→ Request
Copy out the data exactly, leaving the pictures behind.

## START Provided records

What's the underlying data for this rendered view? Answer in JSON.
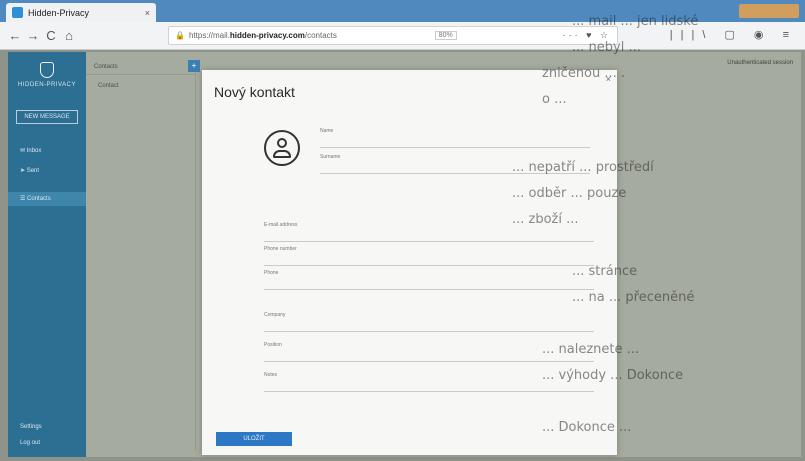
{
  "browser": {
    "tab_title": "Hidden-Privacy",
    "tab_close": "×",
    "url_prefix": "https://mail.",
    "url_host": "hidden-privacy.com",
    "url_path": "/contacts",
    "zoom": "80%",
    "url_actions": "··· ♥ ☆",
    "nav_back": "←",
    "nav_forward": "→",
    "nav_reload": "C",
    "nav_home": "⌂",
    "nav_right": "|||\\ ▢ ◉ ≡",
    "lock": "🔒"
  },
  "sidebar": {
    "brand": "HIDDEN-PRIVACY",
    "new_button": "NEW MESSAGE",
    "items": [
      {
        "label": "✉ Inbox"
      },
      {
        "label": "➤ Sent"
      },
      {
        "label": "☰ Contacts"
      }
    ],
    "bottom": [
      "Settings",
      "Log out"
    ]
  },
  "main": {
    "list_header": "Contacts",
    "list_rows": [
      "Contact"
    ],
    "topright": "Unauthenticated session",
    "badge": "+"
  },
  "modal": {
    "title": "Nový kontakt",
    "close": "×",
    "fields": [
      {
        "label": "Name",
        "value": ""
      },
      {
        "label": "Surname",
        "value": ""
      },
      {
        "label": "E-mail address",
        "value": ""
      },
      {
        "label": "Phone number",
        "value": ""
      },
      {
        "label": "Phone",
        "value": ""
      },
      {
        "label": "Company",
        "value": ""
      },
      {
        "label": "Position",
        "value": ""
      },
      {
        "label": "Notes",
        "value": ""
      }
    ],
    "save_label": "ULOŽIT"
  },
  "paper_lines": [
    "... mail ... jen lidské",
    "... nebyl ...",
    "zničenou ... .",
    "o ...",
    "... nepatří ... prostředí",
    "... odběr ... pouze",
    "... zboží ...",
    "... stránce",
    "... na ... přeceněné",
    "... naleznete ...",
    "... výhody ... Dokonce",
    "... Dokonce ..."
  ],
  "colors": {
    "tabbar": "#4f89bd",
    "sidebar": "#2c6f93",
    "accent": "#2c78c4"
  }
}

## END Provided records

→ Result for this task
What's the underlying data for this rendered view? Answer in JSON.
{
  "browser": {
    "tab_title": "Hidden-Privacy",
    "tab_close": "×",
    "url_prefix": "https://mail.",
    "url_host": "hidden-privacy.com",
    "url_path": "/contacts",
    "zoom": "80%",
    "url_actions": "··· ♥ ☆",
    "nav_back": "←",
    "nav_forward": "→",
    "nav_reload": "C",
    "nav_home": "⌂",
    "nav_right": "|||\\ ▢ ◉ ≡",
    "lock": "🔒"
  },
  "sidebar": {
    "brand": "HIDDEN-PRIVACY",
    "new_button": "NEW MESSAGE",
    "items": [
      {
        "label": "✉ Inbox"
      },
      {
        "label": "➤ Sent"
      },
      {
        "label": "☰ Contacts"
      }
    ],
    "bottom": [
      "Settings",
      "Log out"
    ]
  },
  "main": {
    "list_header": "Contacts",
    "list_rows": [
      "Contact"
    ],
    "topright": "Unauthenticated session",
    "badge": "+"
  },
  "modal": {
    "title": "Nový kontakt",
    "close": "×",
    "fields": [
      {
        "label": "Name",
        "value": ""
      },
      {
        "label": "Surname",
        "value": ""
      },
      {
        "label": "E-mail address",
        "value": ""
      },
      {
        "label": "Phone number",
        "value": ""
      },
      {
        "label": "Phone",
        "value": ""
      },
      {
        "label": "Company",
        "value": ""
      },
      {
        "label": "Position",
        "value": ""
      },
      {
        "label": "Notes",
        "value": ""
      }
    ],
    "save_label": "ULOŽIT"
  },
  "paper_lines": [
    "... mail ... jen lidské",
    "... nebyl ...",
    "zničenou ... .",
    "o ...",
    "... nepatří ... prostředí",
    "... odběr ... pouze",
    "... zboží ...",
    "... stránce",
    "... na ... přeceněné",
    "... naleznete ...",
    "... výhody ... Dokonce",
    "... Dokonce ..."
  ],
  "colors": {
    "tabbar": "#4f89bd",
    "sidebar": "#2c6f93",
    "accent": "#2c78c4"
  }
}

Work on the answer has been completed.